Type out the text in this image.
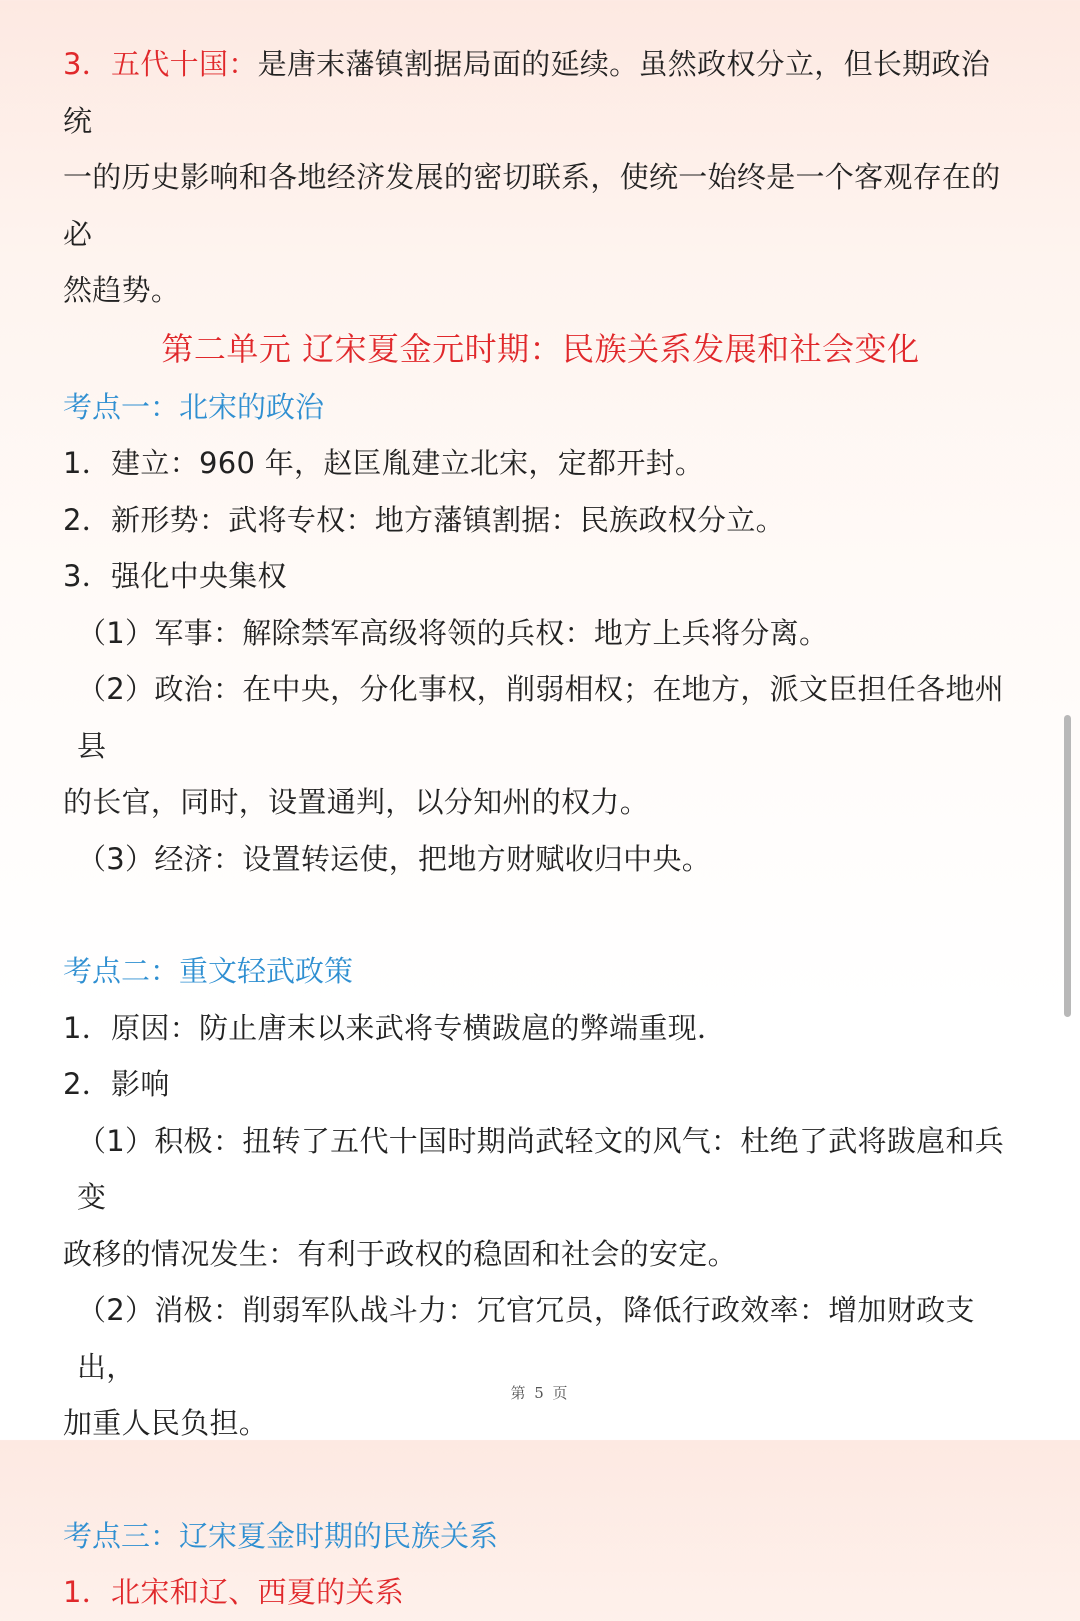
3．五代十国：是唐末藩镇割据局面的延续。虽然政权分立，但长期政治统

一的历史影响和各地经济发展的密切联系，使统一始终是一个客观存在的必

然趋势。

第二单元 辽宋夏金元时期：民族关系发展和社会变化

考点一：北宋的政治

1．建立：960 年，赵匡胤建立北宋，定都开封。

2．新形势：武将专权：地方藩镇割据：民族政权分立。

3．强化中央集权

（1）军事：解除禁军高级将领的兵权：地方上兵将分离。

（2）政治：在中央，分化事权，削弱相权；在地方，派文臣担任各地州县

的长官，同时，设置通判，以分知州的权力。

（3）经济：设置转运使，把地方财赋收归中央。

考点二：重文轻武政策

1．原因：防止唐末以来武将专横跋扈的弊端重现．

2．影响

（1）积极：扭转了五代十国时期尚武轻文的风气：杜绝了武将跋扈和兵变

政移的情况发生：有利于政权的稳固和社会的安定。

（2）消极：削弱军队战斗力：冗官冗员，降低行政效率：增加财政支出，

加重人民负担。

考点三：辽宋夏金时期的民族关系

1．北宋和辽、西夏的关系

第 5 页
_ _ _
Please write out all the data again word for word, but not the pictures.

Type out the text in this image.
3．五代十国：是唐末藩镇割据局面的延续。虽然政权分立，但长期政治统

一的历史影响和各地经济发展的密切联系，使统一始终是一个客观存在的必

然趋势。

第二单元 辽宋夏金元时期：民族关系发展和社会变化

考点一：北宋的政治

1．建立：960 年，赵匡胤建立北宋，定都开封。

2．新形势：武将专权：地方藩镇割据：民族政权分立。

3．强化中央集权

（1）军事：解除禁军高级将领的兵权：地方上兵将分离。

（2）政治：在中央，分化事权，削弱相权；在地方，派文臣担任各地州县

的长官，同时，设置通判，以分知州的权力。

（3）经济：设置转运使，把地方财赋收归中央。

考点二：重文轻武政策

1．原因：防止唐末以来武将专横跋扈的弊端重现．

2．影响

（1）积极：扭转了五代十国时期尚武轻文的风气：杜绝了武将跋扈和兵变

政移的情况发生：有利于政权的稳固和社会的安定。

（2）消极：削弱军队战斗力：冗官冗员，降低行政效率：增加财政支出，

加重人民负担。

考点三：辽宋夏金时期的民族关系

1．北宋和辽、西夏的关系

第 5 页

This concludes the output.